=== SOURCE MATERIAL ===
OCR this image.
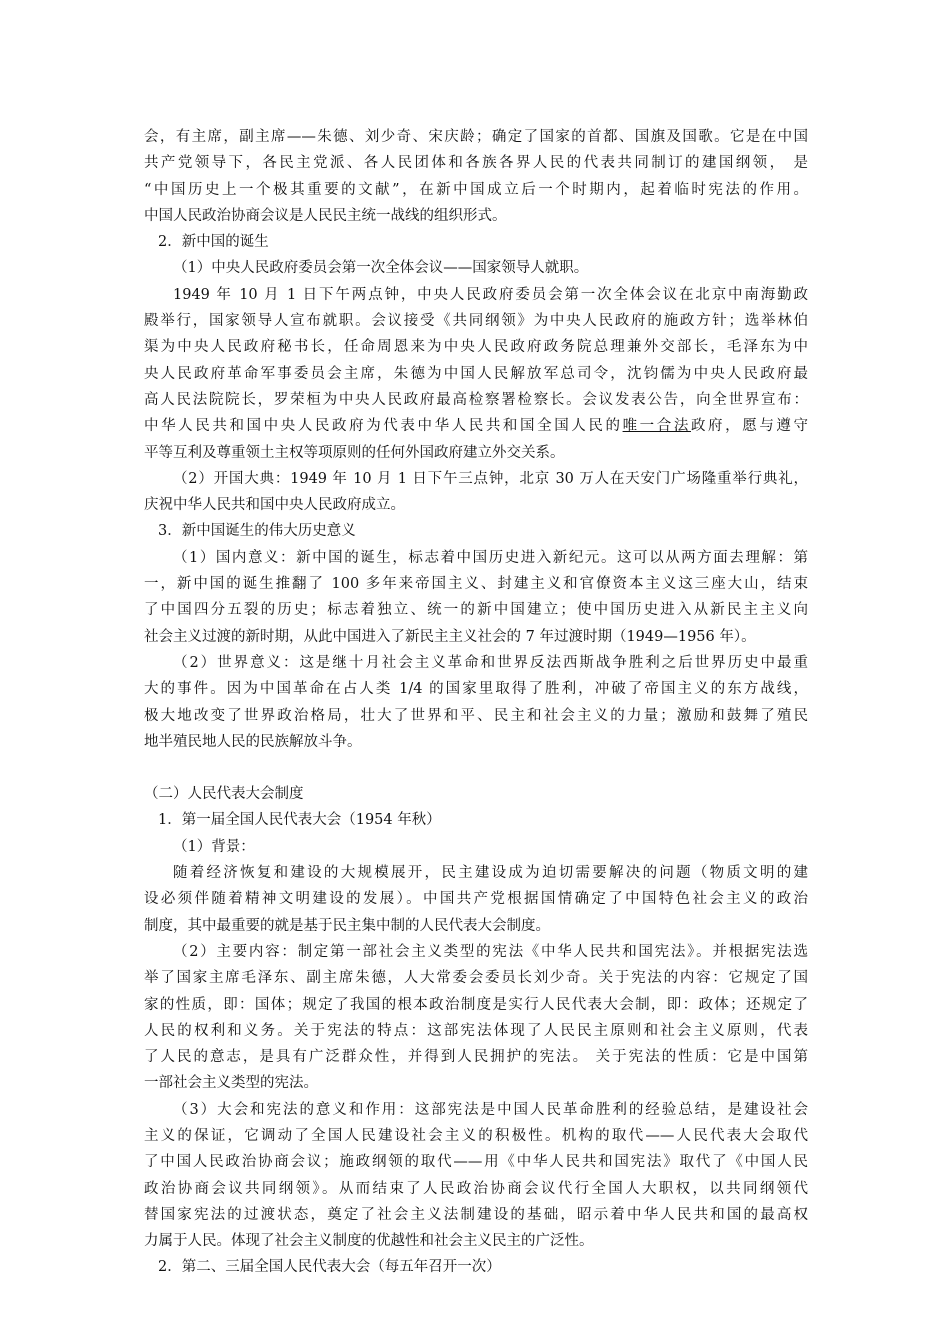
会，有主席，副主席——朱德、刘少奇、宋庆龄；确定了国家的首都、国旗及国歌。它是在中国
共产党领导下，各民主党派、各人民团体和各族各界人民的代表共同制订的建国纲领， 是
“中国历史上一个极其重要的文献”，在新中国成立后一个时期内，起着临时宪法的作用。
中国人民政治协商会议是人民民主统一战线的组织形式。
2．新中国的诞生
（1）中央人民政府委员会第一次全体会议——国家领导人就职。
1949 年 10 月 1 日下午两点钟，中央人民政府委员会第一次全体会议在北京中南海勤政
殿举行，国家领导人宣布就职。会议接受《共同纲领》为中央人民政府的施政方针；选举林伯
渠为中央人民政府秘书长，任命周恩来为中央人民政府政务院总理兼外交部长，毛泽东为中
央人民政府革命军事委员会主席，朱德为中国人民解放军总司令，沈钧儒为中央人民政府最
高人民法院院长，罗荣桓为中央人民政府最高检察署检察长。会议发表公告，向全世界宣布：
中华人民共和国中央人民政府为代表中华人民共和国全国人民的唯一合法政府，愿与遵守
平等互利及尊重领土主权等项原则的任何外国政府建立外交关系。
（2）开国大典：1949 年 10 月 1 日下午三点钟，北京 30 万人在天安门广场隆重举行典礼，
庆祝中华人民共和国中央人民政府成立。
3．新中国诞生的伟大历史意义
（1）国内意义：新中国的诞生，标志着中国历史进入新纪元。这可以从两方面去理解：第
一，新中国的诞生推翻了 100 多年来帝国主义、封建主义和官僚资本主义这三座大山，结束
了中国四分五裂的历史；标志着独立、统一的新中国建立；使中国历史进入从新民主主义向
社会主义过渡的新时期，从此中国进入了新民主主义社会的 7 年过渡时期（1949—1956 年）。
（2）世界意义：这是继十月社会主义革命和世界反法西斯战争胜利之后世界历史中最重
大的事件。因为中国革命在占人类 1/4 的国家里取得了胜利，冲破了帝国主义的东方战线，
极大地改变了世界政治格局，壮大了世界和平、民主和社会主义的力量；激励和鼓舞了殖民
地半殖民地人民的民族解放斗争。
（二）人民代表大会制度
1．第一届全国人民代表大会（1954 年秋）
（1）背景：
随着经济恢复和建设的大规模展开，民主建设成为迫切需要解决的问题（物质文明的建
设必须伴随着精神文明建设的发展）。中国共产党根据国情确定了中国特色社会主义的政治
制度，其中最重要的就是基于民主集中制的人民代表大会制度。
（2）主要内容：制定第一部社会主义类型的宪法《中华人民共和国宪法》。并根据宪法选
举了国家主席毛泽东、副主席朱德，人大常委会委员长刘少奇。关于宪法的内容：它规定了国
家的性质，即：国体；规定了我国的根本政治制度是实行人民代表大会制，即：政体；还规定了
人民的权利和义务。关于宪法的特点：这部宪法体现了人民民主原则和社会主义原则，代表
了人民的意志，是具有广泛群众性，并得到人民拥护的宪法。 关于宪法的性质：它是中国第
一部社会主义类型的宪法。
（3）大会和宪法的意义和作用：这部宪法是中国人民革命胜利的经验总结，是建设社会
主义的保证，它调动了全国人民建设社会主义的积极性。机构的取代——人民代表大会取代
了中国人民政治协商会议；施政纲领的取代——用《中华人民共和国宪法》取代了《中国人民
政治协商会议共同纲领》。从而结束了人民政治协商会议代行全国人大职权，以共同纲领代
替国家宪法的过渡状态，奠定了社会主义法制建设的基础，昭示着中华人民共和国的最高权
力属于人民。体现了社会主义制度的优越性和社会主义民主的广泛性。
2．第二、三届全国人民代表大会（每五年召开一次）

--

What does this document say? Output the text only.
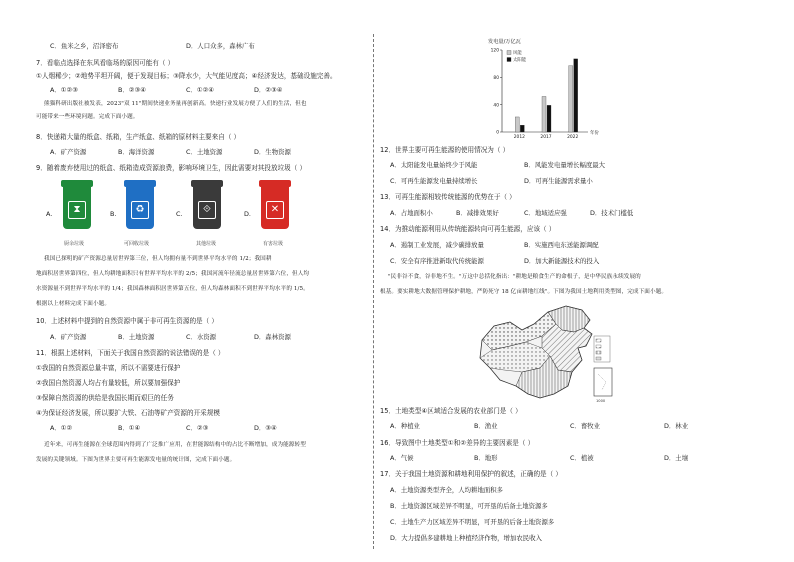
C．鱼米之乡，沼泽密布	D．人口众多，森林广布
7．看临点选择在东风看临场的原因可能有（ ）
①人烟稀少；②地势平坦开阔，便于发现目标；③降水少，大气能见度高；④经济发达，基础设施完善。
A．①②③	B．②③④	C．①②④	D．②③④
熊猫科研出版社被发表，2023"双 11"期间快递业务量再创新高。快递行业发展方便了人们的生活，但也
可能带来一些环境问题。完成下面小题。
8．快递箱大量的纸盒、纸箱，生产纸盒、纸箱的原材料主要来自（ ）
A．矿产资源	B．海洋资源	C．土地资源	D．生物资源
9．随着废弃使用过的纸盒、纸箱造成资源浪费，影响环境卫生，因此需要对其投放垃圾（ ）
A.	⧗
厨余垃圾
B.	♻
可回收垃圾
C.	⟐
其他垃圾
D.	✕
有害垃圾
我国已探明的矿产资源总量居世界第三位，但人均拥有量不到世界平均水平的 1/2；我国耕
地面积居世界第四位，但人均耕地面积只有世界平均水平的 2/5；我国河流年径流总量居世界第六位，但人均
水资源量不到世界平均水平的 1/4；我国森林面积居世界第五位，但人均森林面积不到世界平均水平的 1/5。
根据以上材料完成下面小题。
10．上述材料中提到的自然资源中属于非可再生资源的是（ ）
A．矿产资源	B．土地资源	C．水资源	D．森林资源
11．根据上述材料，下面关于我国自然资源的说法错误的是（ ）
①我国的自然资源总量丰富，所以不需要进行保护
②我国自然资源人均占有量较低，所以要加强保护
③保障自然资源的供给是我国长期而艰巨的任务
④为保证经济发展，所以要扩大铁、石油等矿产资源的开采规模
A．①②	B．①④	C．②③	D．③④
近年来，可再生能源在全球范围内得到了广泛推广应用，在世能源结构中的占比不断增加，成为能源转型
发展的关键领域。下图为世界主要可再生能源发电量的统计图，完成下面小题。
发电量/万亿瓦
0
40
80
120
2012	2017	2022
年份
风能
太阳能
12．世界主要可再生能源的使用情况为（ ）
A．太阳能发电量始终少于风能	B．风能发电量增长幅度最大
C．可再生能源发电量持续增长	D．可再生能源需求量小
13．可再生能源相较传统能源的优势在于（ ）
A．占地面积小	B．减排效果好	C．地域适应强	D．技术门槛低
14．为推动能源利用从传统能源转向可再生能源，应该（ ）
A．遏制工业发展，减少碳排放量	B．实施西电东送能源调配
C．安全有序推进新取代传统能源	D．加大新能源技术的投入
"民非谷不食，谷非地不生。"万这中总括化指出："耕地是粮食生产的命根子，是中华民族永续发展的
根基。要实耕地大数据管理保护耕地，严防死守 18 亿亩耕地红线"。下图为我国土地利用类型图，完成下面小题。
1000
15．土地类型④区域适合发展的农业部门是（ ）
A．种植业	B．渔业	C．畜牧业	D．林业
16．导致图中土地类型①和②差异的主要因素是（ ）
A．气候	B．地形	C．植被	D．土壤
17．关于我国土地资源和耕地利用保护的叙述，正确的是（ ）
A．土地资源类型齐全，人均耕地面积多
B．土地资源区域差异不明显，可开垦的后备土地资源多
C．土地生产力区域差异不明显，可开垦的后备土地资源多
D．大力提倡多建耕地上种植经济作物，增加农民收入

--

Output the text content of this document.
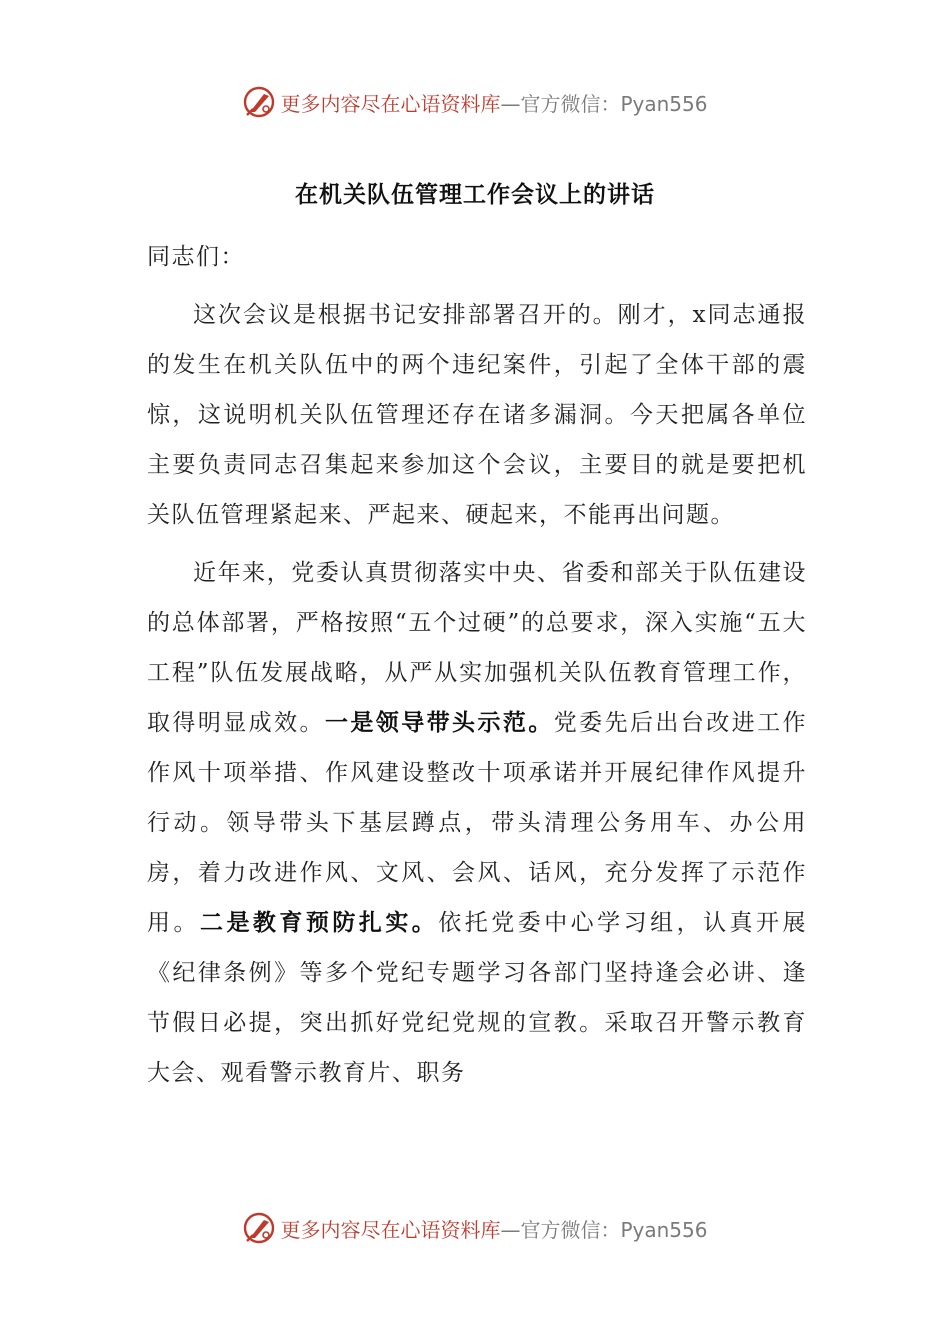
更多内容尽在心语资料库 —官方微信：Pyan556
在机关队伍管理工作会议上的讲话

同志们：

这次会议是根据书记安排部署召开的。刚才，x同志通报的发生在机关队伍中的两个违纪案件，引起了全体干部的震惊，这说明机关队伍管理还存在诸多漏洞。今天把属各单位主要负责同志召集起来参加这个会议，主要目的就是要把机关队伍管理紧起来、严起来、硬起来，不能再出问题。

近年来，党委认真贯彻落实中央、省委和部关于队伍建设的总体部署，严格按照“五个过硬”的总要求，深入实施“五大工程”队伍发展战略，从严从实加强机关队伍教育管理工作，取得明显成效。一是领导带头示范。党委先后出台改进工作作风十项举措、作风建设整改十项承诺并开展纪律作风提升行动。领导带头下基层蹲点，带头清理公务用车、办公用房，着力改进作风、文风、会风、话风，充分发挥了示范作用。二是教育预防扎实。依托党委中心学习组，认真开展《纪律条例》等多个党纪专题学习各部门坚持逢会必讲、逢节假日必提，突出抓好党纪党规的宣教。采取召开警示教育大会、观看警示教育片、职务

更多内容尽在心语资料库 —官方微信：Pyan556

=== WHAT THE EXERCISE ASKS ===
Tally every line of the data that holds the word "this" and write the count alone.

=== SOLUTION ===
3